# Problem requirements
From the listing below, pick out each line with the word "本产品含有天然橡胶胶乳".

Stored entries
• • • • • • •
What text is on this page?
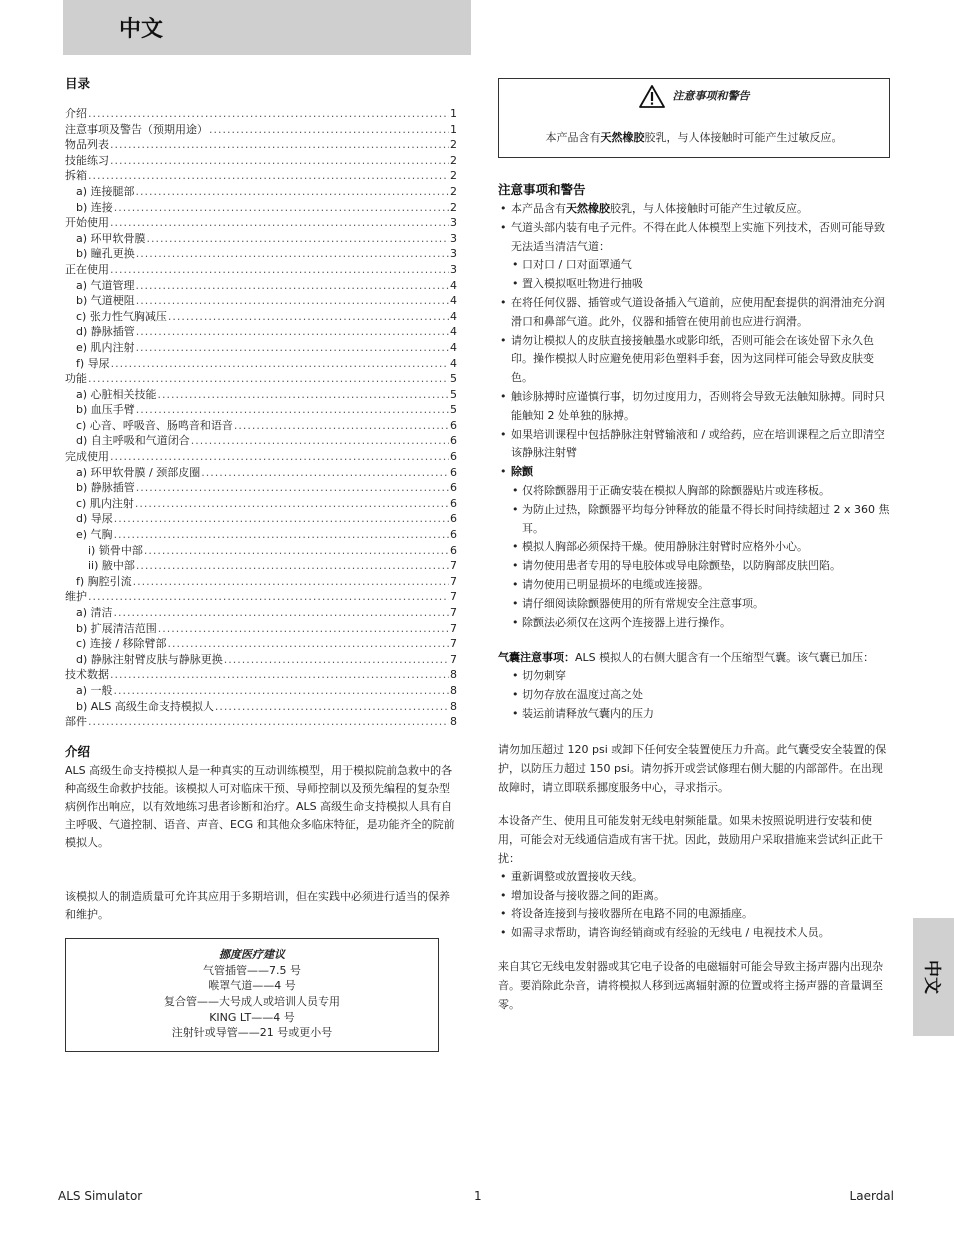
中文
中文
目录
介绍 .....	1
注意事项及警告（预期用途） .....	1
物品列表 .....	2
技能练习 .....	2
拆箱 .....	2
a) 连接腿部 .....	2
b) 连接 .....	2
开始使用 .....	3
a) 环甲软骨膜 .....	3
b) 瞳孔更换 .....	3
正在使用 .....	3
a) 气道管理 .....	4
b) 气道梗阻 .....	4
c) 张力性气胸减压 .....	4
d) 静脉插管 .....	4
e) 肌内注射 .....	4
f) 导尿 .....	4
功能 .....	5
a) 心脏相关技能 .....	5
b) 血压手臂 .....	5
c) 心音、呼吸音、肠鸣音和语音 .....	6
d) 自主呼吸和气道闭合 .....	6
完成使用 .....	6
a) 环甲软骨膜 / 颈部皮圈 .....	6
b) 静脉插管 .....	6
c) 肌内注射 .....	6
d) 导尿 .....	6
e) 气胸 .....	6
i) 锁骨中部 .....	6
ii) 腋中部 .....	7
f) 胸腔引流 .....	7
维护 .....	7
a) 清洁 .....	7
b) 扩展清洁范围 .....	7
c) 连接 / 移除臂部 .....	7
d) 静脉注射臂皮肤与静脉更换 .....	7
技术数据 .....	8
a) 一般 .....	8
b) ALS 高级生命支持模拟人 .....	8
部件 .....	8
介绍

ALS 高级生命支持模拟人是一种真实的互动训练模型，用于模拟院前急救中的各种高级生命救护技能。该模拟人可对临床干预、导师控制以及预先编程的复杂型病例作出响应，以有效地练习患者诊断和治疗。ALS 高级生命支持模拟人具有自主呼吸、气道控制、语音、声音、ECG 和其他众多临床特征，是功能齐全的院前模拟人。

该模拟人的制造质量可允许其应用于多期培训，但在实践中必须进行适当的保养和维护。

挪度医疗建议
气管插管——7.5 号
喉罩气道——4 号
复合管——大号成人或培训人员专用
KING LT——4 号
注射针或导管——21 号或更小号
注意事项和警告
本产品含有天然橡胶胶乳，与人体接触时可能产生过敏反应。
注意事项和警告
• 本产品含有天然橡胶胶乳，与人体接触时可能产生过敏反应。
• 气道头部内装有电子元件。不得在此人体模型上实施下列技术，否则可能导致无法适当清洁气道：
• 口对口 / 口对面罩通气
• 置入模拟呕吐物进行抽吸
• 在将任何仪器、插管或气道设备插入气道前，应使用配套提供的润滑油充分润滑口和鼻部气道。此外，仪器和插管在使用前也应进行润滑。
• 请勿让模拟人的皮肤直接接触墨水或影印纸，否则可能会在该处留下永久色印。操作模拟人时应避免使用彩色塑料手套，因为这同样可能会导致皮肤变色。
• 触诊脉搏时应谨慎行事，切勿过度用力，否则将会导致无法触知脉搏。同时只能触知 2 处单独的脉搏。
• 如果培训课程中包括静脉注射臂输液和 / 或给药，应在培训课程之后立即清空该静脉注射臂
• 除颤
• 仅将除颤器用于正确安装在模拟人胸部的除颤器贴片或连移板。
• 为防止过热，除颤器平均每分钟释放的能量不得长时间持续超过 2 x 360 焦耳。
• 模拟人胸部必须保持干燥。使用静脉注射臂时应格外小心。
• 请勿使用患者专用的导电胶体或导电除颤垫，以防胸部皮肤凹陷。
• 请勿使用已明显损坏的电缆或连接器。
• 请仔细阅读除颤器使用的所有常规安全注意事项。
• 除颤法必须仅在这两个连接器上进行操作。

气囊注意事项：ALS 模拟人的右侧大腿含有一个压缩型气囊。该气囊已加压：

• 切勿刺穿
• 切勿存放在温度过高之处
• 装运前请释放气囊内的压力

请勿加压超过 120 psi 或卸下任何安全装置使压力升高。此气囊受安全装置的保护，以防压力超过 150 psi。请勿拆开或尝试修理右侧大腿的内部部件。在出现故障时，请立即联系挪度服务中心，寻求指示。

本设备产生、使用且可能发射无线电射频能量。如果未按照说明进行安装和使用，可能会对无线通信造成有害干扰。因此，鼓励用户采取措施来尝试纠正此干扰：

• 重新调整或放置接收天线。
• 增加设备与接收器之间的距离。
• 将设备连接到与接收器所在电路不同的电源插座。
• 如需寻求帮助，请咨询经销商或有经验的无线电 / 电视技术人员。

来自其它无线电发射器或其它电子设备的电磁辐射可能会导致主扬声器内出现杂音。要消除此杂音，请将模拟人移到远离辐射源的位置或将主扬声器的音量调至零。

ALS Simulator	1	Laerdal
• • • • • • •
# Full solution
本产品含有天然橡胶胶乳，与人体接触时可能产生过敏反应。
• 本产品含有天然橡胶胶乳，与人体接触时可能产生过敏反应。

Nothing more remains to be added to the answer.